| EXERCISE BRIEF |
Return the entries verbatim and drop every picture.

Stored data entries

↓↓↓

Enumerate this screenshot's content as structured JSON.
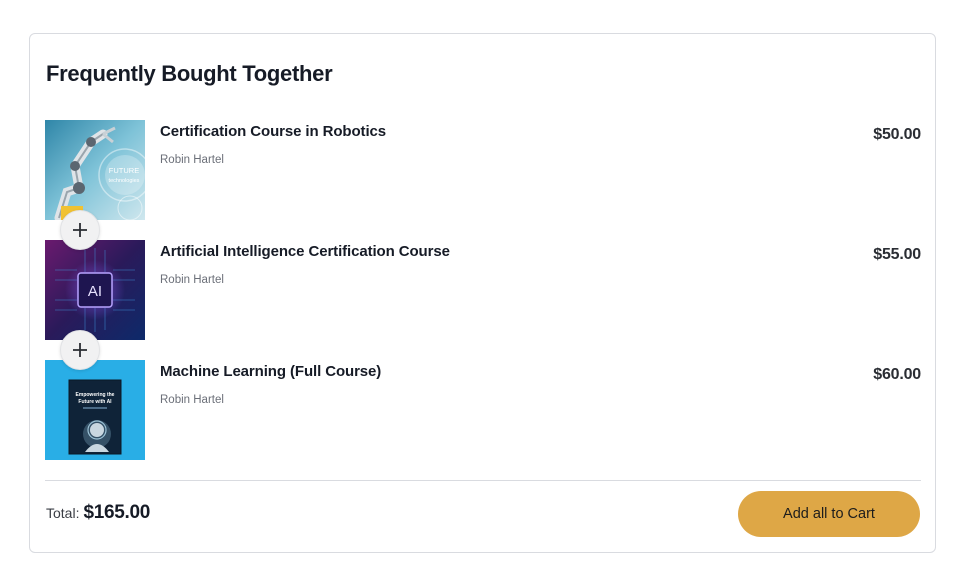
{
  "bundle": {
    "title": "Frequently Bought Together",
    "items": [
      {
        "name": "Certification Course in Robotics",
        "author": "Robin Hartel",
        "price": "$50.00",
        "thumb_icon": "robot-arm-thumbnail",
        "thumb_text": [
          "FUTURE",
          "technologies"
        ]
      },
      {
        "name": "Artificial Intelligence Certification Course",
        "author": "Robin Hartel",
        "price": "$55.00",
        "thumb_icon": "ai-chip-thumbnail",
        "thumb_text": [
          "AI"
        ]
      },
      {
        "name": "Machine Learning (Full Course)",
        "author": "Robin Hartel",
        "price": "$60.00",
        "thumb_icon": "book-cover-thumbnail",
        "thumb_text": [
          "Empowering the",
          "Future with AI"
        ]
      }
    ],
    "plus_icon": "plus-icon",
    "total_label": "Total:",
    "total_value": "$165.00",
    "add_button_label": "Add all to Cart"
  },
  "colors": {
    "button_bg": "#dea746",
    "text": "#161b26",
    "border": "#d9dbe0"
  }
}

↑↑↑

| RESULT FOR THIS EXERCISE |
Enumerate this screenshot's content as structured JSON.
{
  "bundle": {
    "title": "Frequently Bought Together",
    "items": [
      {
        "name": "Certification Course in Robotics",
        "author": "Robin Hartel",
        "price": "$50.00",
        "thumb_icon": "robot-arm-thumbnail",
        "thumb_text": [
          "FUTURE",
          "technologies"
        ]
      },
      {
        "name": "Artificial Intelligence Certification Course",
        "author": "Robin Hartel",
        "price": "$55.00",
        "thumb_icon": "ai-chip-thumbnail",
        "thumb_text": [
          "AI"
        ]
      },
      {
        "name": "Machine Learning (Full Course)",
        "author": "Robin Hartel",
        "price": "$60.00",
        "thumb_icon": "book-cover-thumbnail",
        "thumb_text": [
          "Empowering the",
          "Future with AI"
        ]
      }
    ],
    "plus_icon": "plus-icon",
    "total_label": "Total:",
    "total_value": "$165.00",
    "add_button_label": "Add all to Cart"
  },
  "colors": {
    "button_bg": "#dea746",
    "text": "#161b26",
    "border": "#d9dbe0"
  }
}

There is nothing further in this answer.